Exactly as written, quote every line that follows, skipping the images.

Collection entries
>> start

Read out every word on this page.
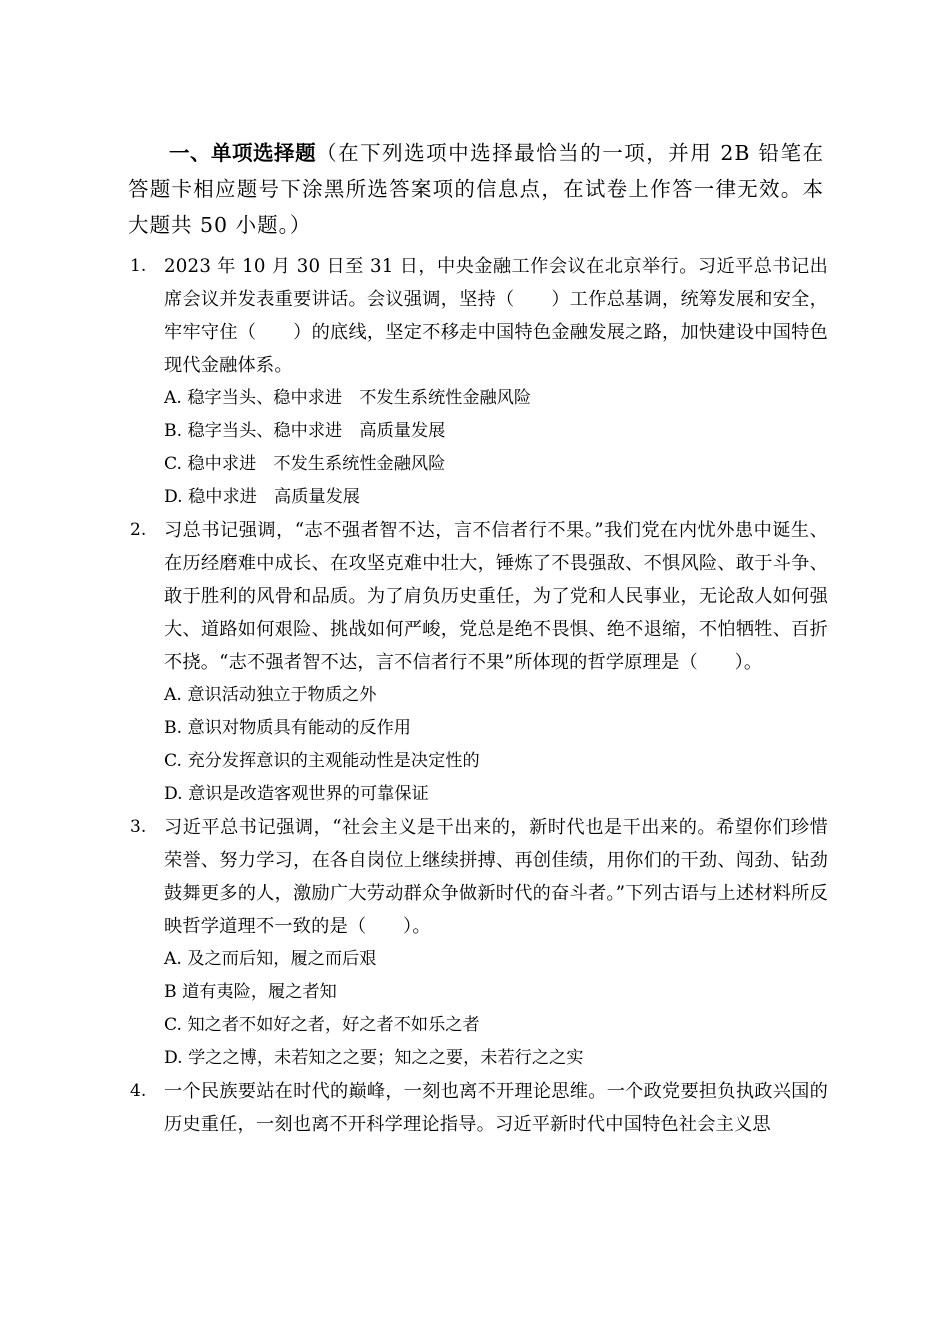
一、单项选择题（在下列选项中选择最恰当的一项，并用 2B 铅笔在答题卡相应题号下涂黑所选答案项的信息点，在试卷上作答一律无效。本大题共 50 小题。）
1. 2023 年 10 月 30 日至 31 日，中央金融工作会议在北京举行。习近平总书记出席会议并发表重要讲话。会议强调，坚持（　　）工作总基调，统筹发展和安全，牢牢守住（　　）的底线，坚定不移走中国特色金融发展之路，加快建设中国特色现代金融体系。
A. 稳字当头、稳中求进　不发生系统性金融风险
B. 稳字当头、稳中求进　高质量发展
C. 稳中求进　不发生系统性金融风险
D. 稳中求进　高质量发展
2. 习总书记强调，“志不强者智不达，言不信者行不果。”我们党在内忧外患中诞生、在历经磨难中成长、在攻坚克难中壮大，锤炼了不畏强敌、不惧风险、敢于斗争、敢于胜利的风骨和品质。为了肩负历史重任，为了党和人民事业，无论敌人如何强大、道路如何艰险、挑战如何严峻，党总是绝不畏惧、绝不退缩，不怕牺牲、百折不挠。“志不强者智不达，言不信者行不果”所体现的哲学原理是（　　）。
A. 意识活动独立于物质之外
B. 意识对物质具有能动的反作用
C. 充分发挥意识的主观能动性是决定性的
D. 意识是改造客观世界的可靠保证
3. 习近平总书记强调，“社会主义是干出来的，新时代也是干出来的。希望你们珍惜荣誉、努力学习，在各自岗位上继续拼搏、再创佳绩，用你们的干劲、闯劲、钻劲鼓舞更多的人，激励广大劳动群众争做新时代的奋斗者。”下列古语与上述材料所反映哲学道理不一致的是（　　）。
A. 及之而后知，履之而后艰
B 道有夷险，履之者知
C. 知之者不如好之者，好之者不如乐之者
D. 学之之博，未若知之之要；知之之要，未若行之之实
4. 一个民族要站在时代的巅峰，一刻也离不开理论思维。一个政党要担负执政兴国的历史重任，一刻也离不开科学理论指导。习近平新时代中国特色社会主义思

>> end

=== Worked answer ===
Read out every word on this page.
一、单项选择题（在下列选项中选择最恰当的一项，并用 2B 铅笔在答题卡相应题号下涂黑所选答案项的信息点，在试卷上作答一律无效。本大题共 50 小题。）
1. 2023 年 10 月 30 日至 31 日，中央金融工作会议在北京举行。习近平总书记出席会议并发表重要讲话。会议强调，坚持（　　）工作总基调，统筹发展和安全，牢牢守住（　　）的底线，坚定不移走中国特色金融发展之路，加快建设中国特色现代金融体系。
A. 稳字当头、稳中求进　不发生系统性金融风险
B. 稳字当头、稳中求进　高质量发展
C. 稳中求进　不发生系统性金融风险
D. 稳中求进　高质量发展
2. 习总书记强调，“志不强者智不达，言不信者行不果。”我们党在内忧外患中诞生、在历经磨难中成长、在攻坚克难中壮大，锤炼了不畏强敌、不惧风险、敢于斗争、敢于胜利的风骨和品质。为了肩负历史重任，为了党和人民事业，无论敌人如何强大、道路如何艰险、挑战如何严峻，党总是绝不畏惧、绝不退缩，不怕牺牲、百折不挠。“志不强者智不达，言不信者行不果”所体现的哲学原理是（　　）。
A. 意识活动独立于物质之外
B. 意识对物质具有能动的反作用
C. 充分发挥意识的主观能动性是决定性的
D. 意识是改造客观世界的可靠保证
3. 习近平总书记强调，“社会主义是干出来的，新时代也是干出来的。希望你们珍惜荣誉、努力学习，在各自岗位上继续拼搏、再创佳绩，用你们的干劲、闯劲、钻劲鼓舞更多的人，激励广大劳动群众争做新时代的奋斗者。”下列古语与上述材料所反映哲学道理不一致的是（　　）。
A. 及之而后知，履之而后艰
B 道有夷险，履之者知
C. 知之者不如好之者，好之者不如乐之者
D. 学之之博，未若知之之要；知之之要，未若行之之实
4. 一个民族要站在时代的巅峰，一刻也离不开理论思维。一个政党要担负执政兴国的历史重任，一刻也离不开科学理论指导。习近平新时代中国特色社会主义思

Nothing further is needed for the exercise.